Lines of data
----

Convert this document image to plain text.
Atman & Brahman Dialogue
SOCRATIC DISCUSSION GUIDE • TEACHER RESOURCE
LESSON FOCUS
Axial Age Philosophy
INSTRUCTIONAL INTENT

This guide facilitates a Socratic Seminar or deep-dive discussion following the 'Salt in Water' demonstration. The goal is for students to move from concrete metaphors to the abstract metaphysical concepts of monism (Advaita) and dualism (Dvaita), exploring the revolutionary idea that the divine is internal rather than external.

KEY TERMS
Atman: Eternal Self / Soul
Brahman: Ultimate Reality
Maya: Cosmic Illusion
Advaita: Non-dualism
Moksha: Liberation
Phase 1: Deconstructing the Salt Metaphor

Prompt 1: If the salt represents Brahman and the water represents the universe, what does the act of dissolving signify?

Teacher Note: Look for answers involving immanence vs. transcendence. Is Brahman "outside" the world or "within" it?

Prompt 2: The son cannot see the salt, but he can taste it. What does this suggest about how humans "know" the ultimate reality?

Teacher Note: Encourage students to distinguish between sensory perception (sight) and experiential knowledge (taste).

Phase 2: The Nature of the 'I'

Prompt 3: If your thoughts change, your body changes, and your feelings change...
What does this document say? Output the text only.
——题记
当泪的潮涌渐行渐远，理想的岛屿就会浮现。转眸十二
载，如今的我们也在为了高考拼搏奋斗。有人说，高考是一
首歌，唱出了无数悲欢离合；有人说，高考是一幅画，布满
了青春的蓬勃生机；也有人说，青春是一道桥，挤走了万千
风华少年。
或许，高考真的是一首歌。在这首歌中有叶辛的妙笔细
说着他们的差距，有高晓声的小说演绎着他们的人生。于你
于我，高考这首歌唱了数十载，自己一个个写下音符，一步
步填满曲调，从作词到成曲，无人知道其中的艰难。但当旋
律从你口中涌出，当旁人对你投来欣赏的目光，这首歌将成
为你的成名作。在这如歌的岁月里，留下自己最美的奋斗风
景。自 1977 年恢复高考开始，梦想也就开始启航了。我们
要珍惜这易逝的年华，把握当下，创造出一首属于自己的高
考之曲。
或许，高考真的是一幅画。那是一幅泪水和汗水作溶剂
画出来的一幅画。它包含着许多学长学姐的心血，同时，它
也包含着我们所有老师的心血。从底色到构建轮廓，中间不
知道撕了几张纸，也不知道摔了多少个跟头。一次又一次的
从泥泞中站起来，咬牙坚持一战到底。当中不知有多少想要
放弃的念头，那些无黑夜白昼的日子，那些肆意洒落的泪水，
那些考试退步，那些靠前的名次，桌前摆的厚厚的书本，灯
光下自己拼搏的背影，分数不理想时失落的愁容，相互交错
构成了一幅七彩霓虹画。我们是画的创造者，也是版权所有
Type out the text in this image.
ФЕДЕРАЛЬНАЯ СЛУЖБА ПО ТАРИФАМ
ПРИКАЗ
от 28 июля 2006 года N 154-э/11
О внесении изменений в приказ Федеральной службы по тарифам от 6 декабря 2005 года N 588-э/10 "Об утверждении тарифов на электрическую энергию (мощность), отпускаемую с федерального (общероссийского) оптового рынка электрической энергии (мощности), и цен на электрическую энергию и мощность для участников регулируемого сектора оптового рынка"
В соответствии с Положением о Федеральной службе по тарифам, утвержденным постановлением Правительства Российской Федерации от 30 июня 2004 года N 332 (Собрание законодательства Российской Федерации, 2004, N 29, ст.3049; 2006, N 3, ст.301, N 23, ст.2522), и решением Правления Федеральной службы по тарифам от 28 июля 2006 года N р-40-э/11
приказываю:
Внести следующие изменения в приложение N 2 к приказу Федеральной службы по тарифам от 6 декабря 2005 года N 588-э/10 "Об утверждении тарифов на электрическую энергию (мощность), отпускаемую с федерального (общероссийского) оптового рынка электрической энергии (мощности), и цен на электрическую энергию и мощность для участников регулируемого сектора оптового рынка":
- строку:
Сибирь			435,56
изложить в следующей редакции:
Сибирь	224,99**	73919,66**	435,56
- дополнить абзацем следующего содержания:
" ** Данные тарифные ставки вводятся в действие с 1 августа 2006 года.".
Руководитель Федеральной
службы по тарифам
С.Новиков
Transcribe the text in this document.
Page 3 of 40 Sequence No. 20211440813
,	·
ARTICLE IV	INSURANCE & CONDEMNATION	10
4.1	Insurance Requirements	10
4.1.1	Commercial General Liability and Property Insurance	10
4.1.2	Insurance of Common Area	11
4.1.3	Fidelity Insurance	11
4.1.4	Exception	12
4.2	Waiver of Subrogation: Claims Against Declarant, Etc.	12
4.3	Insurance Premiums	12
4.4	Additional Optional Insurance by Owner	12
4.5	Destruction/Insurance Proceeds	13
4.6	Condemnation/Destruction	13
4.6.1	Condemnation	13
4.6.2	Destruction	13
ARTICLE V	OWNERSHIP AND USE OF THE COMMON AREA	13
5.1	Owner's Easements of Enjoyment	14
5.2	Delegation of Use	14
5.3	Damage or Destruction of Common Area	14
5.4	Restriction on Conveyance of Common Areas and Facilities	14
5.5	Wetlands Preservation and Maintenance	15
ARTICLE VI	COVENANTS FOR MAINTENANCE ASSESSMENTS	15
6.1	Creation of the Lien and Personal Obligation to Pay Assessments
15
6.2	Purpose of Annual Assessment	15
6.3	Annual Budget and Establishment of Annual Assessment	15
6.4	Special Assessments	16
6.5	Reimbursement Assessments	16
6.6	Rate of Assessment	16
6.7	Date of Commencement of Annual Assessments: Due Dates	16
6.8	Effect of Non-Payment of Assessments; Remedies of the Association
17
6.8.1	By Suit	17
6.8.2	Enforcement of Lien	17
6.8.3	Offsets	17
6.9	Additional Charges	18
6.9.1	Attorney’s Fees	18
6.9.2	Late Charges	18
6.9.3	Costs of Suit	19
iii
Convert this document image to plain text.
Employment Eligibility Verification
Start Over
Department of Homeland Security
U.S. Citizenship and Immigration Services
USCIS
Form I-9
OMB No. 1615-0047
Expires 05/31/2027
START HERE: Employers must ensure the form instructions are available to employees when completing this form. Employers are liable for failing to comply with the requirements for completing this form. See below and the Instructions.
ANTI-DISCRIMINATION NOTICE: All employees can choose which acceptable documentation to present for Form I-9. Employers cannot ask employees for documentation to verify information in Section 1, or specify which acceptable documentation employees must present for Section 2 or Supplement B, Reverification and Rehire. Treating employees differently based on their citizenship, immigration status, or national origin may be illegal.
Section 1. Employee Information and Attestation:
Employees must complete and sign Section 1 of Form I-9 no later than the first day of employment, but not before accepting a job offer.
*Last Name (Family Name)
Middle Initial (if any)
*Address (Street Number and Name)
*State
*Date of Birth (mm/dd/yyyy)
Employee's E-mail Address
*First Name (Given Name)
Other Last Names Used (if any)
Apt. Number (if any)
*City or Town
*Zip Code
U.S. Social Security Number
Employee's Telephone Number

----

▸ **Given instruction**: Only the number is wanted: how many lines in the data include the word "text"?

▸ **Solution below**: 5